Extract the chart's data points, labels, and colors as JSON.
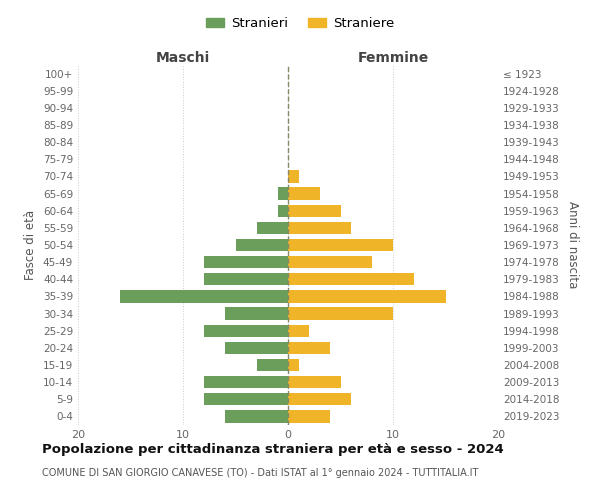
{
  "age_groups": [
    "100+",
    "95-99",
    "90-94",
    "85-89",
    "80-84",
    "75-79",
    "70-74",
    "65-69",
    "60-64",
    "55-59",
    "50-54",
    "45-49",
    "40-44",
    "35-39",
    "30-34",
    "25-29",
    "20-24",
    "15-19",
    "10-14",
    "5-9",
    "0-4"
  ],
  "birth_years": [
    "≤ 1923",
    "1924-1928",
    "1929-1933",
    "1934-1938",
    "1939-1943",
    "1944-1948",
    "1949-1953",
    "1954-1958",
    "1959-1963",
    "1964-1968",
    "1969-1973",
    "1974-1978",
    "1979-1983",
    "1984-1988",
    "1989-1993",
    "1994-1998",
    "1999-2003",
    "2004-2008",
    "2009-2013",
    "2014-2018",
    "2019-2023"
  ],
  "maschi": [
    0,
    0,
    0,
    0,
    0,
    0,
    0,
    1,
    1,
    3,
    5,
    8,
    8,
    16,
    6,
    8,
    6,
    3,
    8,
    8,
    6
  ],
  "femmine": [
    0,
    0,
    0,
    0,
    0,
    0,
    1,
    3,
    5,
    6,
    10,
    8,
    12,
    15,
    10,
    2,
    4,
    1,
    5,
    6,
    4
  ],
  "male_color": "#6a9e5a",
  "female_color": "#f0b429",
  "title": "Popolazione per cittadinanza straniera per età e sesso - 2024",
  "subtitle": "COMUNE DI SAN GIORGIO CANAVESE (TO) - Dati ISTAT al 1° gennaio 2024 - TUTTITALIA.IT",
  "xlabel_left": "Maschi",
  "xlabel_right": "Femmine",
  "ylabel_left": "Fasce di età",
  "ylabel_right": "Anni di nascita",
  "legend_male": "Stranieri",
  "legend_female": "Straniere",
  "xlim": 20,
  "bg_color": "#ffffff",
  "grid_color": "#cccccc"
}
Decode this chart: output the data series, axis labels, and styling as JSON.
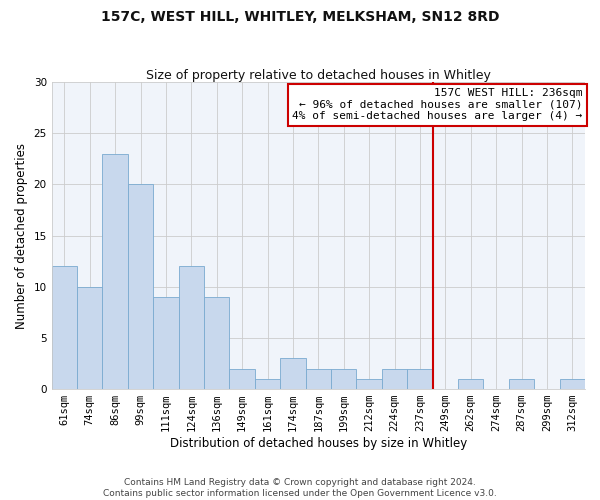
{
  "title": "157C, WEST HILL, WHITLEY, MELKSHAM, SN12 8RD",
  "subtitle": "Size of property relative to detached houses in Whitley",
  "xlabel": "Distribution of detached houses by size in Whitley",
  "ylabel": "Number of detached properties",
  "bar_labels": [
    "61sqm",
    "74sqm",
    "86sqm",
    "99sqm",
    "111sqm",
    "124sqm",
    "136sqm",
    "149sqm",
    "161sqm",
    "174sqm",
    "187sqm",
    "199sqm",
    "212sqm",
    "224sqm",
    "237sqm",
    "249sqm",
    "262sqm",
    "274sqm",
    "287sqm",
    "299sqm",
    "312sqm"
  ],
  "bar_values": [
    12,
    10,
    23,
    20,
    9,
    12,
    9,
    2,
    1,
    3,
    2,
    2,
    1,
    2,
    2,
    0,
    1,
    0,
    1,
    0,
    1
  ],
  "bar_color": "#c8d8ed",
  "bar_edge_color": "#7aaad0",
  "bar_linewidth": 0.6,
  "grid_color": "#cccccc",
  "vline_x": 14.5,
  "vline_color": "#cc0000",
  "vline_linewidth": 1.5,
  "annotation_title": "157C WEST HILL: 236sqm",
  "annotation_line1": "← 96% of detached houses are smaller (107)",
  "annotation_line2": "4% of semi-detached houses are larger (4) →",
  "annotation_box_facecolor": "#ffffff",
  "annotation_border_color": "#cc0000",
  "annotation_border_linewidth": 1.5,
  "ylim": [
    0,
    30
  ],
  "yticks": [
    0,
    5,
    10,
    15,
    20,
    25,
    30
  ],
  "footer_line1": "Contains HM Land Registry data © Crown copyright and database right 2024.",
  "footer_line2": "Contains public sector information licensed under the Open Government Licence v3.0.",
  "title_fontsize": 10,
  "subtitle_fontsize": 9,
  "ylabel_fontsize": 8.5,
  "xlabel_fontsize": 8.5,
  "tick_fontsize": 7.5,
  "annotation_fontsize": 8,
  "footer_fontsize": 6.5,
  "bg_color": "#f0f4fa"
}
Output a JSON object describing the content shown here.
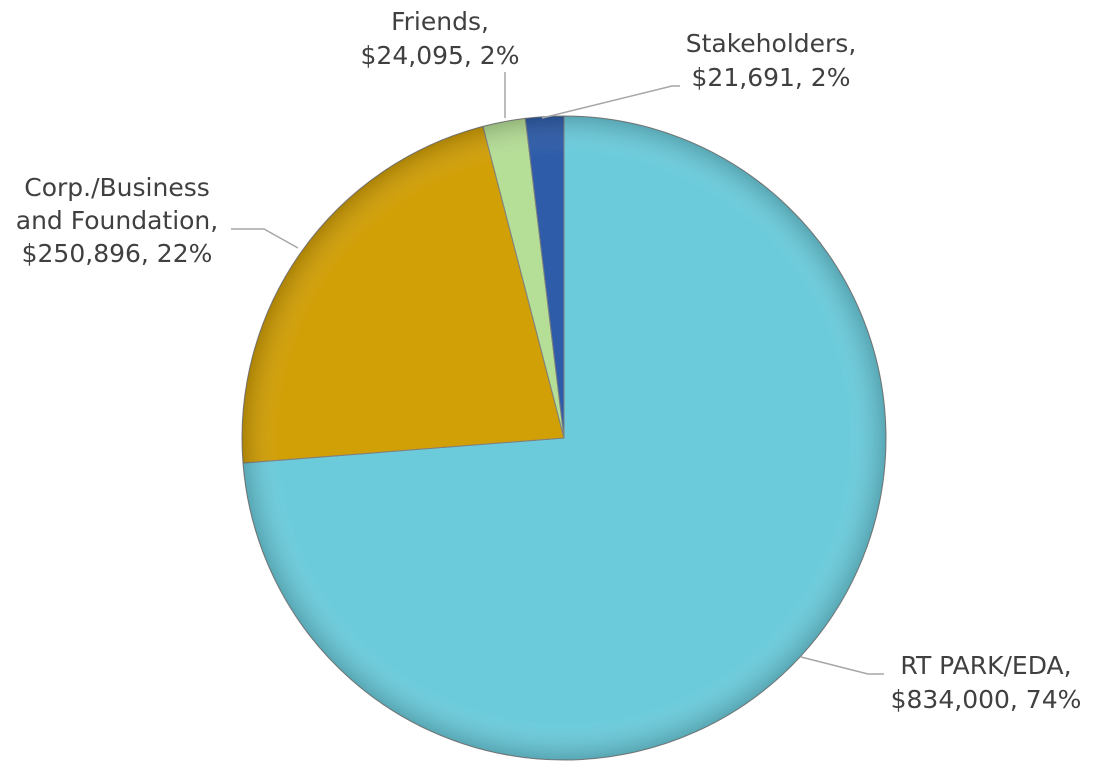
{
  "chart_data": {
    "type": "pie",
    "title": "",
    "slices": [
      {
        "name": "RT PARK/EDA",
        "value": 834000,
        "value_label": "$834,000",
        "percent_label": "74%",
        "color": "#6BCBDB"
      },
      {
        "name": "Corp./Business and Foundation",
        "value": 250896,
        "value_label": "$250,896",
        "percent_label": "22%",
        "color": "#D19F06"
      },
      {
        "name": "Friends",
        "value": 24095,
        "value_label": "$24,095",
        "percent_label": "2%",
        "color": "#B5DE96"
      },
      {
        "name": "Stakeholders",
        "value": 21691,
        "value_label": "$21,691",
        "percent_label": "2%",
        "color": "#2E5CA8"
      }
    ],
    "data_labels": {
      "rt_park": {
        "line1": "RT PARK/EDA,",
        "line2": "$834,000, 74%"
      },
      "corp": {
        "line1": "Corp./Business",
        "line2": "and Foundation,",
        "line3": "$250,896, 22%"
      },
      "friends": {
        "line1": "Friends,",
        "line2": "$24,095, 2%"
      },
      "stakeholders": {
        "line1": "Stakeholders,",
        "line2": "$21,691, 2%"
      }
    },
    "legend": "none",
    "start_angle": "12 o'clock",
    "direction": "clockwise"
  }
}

+ + +

▸ EXERCISE GOAL
Omit the pictures and give the material again, exactly and in full.

▸ FINISHED TASK
Extract the chart's data points, labels, and colors as JSON.
{
  "age_groups": [
    "100+",
    "95-99",
    "90-94",
    "85-89",
    "80-84",
    "75-79",
    "70-74",
    "65-69",
    "60-64",
    "55-59",
    "50-54",
    "45-49",
    "40-44",
    "35-39",
    "30-34",
    "25-29",
    "20-24",
    "15-19",
    "10-14",
    "5-9",
    "0-4"
  ],
  "birth_years": [
    "≤ 1923",
    "1924-1928",
    "1929-1933",
    "1934-1938",
    "1939-1943",
    "1944-1948",
    "1949-1953",
    "1954-1958",
    "1959-1963",
    "1964-1968",
    "1969-1973",
    "1974-1978",
    "1979-1983",
    "1984-1988",
    "1989-1993",
    "1994-1998",
    "1999-2003",
    "2004-2008",
    "2009-2013",
    "2014-2018",
    "2019-2023"
  ],
  "maschi": [
    0,
    0,
    0,
    0,
    0,
    0,
    0,
    1,
    1,
    3,
    5,
    8,
    8,
    16,
    6,
    8,
    6,
    3,
    8,
    8,
    6
  ],
  "femmine": [
    0,
    0,
    0,
    0,
    0,
    0,
    1,
    3,
    5,
    6,
    10,
    8,
    12,
    15,
    10,
    2,
    4,
    1,
    5,
    6,
    4
  ],
  "male_color": "#6a9e5a",
  "female_color": "#f0b429",
  "title": "Popolazione per cittadinanza straniera per età e sesso - 2024",
  "subtitle": "COMUNE DI SAN GIORGIO CANAVESE (TO) - Dati ISTAT al 1° gennaio 2024 - TUTTITALIA.IT",
  "xlabel_left": "Maschi",
  "xlabel_right": "Femmine",
  "ylabel_left": "Fasce di età",
  "ylabel_right": "Anni di nascita",
  "legend_male": "Stranieri",
  "legend_female": "Straniere",
  "xlim": 20,
  "bg_color": "#ffffff",
  "grid_color": "#cccccc"
}
Decode this chart: output the data series, axis labels, and styling as JSON.
{
  "title": "157C, WEST HILL, WHITLEY, MELKSHAM, SN12 8RD",
  "subtitle": "Size of property relative to detached houses in Whitley",
  "xlabel": "Distribution of detached houses by size in Whitley",
  "ylabel": "Number of detached properties",
  "bar_labels": [
    "61sqm",
    "74sqm",
    "86sqm",
    "99sqm",
    "111sqm",
    "124sqm",
    "136sqm",
    "149sqm",
    "161sqm",
    "174sqm",
    "187sqm",
    "199sqm",
    "212sqm",
    "224sqm",
    "237sqm",
    "249sqm",
    "262sqm",
    "274sqm",
    "287sqm",
    "299sqm",
    "312sqm"
  ],
  "bar_values": [
    12,
    10,
    23,
    20,
    9,
    12,
    9,
    2,
    1,
    3,
    2,
    2,
    1,
    2,
    2,
    0,
    1,
    0,
    1,
    0,
    1
  ],
  "bar_color": "#c8d8ed",
  "bar_edge_color": "#7aaad0",
  "bar_linewidth": 0.6,
  "grid_color": "#cccccc",
  "vline_x": 14.5,
  "vline_color": "#cc0000",
  "vline_linewidth": 1.5,
  "annotation_title": "157C WEST HILL: 236sqm",
  "annotation_line1": "← 96% of detached houses are smaller (107)",
  "annotation_line2": "4% of semi-detached houses are larger (4) →",
  "annotation_box_facecolor": "#ffffff",
  "annotation_border_color": "#cc0000",
  "annotation_border_linewidth": 1.5,
  "ylim": [
    0,
    30
  ],
  "yticks": [
    0,
    5,
    10,
    15,
    20,
    25,
    30
  ],
  "footer_line1": "Contains HM Land Registry data © Crown copyright and database right 2024.",
  "footer_line2": "Contains public sector information licensed under the Open Government Licence v3.0.",
  "title_fontsize": 10,
  "subtitle_fontsize": 9,
  "ylabel_fontsize": 8.5,
  "xlabel_fontsize": 8.5,
  "tick_fontsize": 7.5,
  "annotation_fontsize": 8,
  "footer_fontsize": 6.5,
  "bg_color": "#f0f4fa"
}
Output a JSON object describing the content shown here.
{
  "chart_data": {
    "type": "pie",
    "title": "",
    "slices": [
      {
        "name": "RT PARK/EDA",
        "value": 834000,
        "value_label": "$834,000",
        "percent_label": "74%",
        "color": "#6BCBDB"
      },
      {
        "name": "Corp./Business and Foundation",
        "value": 250896,
        "value_label": "$250,896",
        "percent_label": "22%",
        "color": "#D19F06"
      },
      {
        "name": "Friends",
        "value": 24095,
        "value_label": "$24,095",
        "percent_label": "2%",
        "color": "#B5DE96"
      },
      {
        "name": "Stakeholders",
        "value": 21691,
        "value_label": "$21,691",
        "percent_label": "2%",
        "color": "#2E5CA8"
      }
    ],
    "data_labels": {
      "rt_park": {
        "line1": "RT PARK/EDA,",
        "line2": "$834,000, 74%"
      },
      "corp": {
        "line1": "Corp./Business",
        "line2": "and Foundation,",
        "line3": "$250,896, 22%"
      },
      "friends": {
        "line1": "Friends,",
        "line2": "$24,095, 2%"
      },
      "stakeholders": {
        "line1": "Stakeholders,",
        "line2": "$21,691, 2%"
      }
    },
    "legend": "none",
    "start_angle": "12 o'clock",
    "direction": "clockwise"
  }
}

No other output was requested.